# [Extracted information]
-- Begin --

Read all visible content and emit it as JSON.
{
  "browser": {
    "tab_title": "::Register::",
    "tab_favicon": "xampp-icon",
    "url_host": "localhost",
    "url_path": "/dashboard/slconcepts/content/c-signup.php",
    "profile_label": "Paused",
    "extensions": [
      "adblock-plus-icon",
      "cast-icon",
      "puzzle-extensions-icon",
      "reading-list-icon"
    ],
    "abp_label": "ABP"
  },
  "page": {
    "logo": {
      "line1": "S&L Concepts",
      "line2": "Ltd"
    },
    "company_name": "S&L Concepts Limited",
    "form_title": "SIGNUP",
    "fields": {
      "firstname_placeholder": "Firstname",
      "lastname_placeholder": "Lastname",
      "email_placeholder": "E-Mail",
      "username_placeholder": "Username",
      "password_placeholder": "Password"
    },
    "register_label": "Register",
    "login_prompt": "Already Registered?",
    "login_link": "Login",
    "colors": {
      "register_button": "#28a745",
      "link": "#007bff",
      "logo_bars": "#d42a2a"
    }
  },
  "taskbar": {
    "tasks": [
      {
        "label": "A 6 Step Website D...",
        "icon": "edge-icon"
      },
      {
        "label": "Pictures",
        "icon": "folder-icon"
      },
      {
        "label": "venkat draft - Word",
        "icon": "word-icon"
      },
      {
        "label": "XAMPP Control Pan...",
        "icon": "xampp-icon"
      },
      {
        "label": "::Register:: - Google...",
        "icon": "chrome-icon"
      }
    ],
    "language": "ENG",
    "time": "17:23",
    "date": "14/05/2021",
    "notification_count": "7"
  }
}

-- End --

# [Aim]
Write out the data again, exactly and in full.

# [Task solution]
Read all visible content and emit it as JSON.
{
  "browser": {
    "tab_title": "::Register::",
    "tab_favicon": "xampp-icon",
    "url_host": "localhost",
    "url_path": "/dashboard/slconcepts/content/c-signup.php",
    "profile_label": "Paused",
    "extensions": [
      "adblock-plus-icon",
      "cast-icon",
      "puzzle-extensions-icon",
      "reading-list-icon"
    ],
    "abp_label": "ABP"
  },
  "page": {
    "logo": {
      "line1": "S&L Concepts",
      "line2": "Ltd"
    },
    "company_name": "S&L Concepts Limited",
    "form_title": "SIGNUP",
    "fields": {
      "firstname_placeholder": "Firstname",
      "lastname_placeholder": "Lastname",
      "email_placeholder": "E-Mail",
      "username_placeholder": "Username",
      "password_placeholder": "Password"
    },
    "register_label": "Register",
    "login_prompt": "Already Registered?",
    "login_link": "Login",
    "colors": {
      "register_button": "#28a745",
      "link": "#007bff",
      "logo_bars": "#d42a2a"
    }
  },
  "taskbar": {
    "tasks": [
      {
        "label": "A 6 Step Website D...",
        "icon": "edge-icon"
      },
      {
        "label": "Pictures",
        "icon": "folder-icon"
      },
      {
        "label": "venkat draft - Word",
        "icon": "word-icon"
      },
      {
        "label": "XAMPP Control Pan...",
        "icon": "xampp-icon"
      },
      {
        "label": "::Register:: - Google...",
        "icon": "chrome-icon"
      }
    ],
    "language": "ENG",
    "time": "17:23",
    "date": "14/05/2021",
    "notification_count": "7"
  }
}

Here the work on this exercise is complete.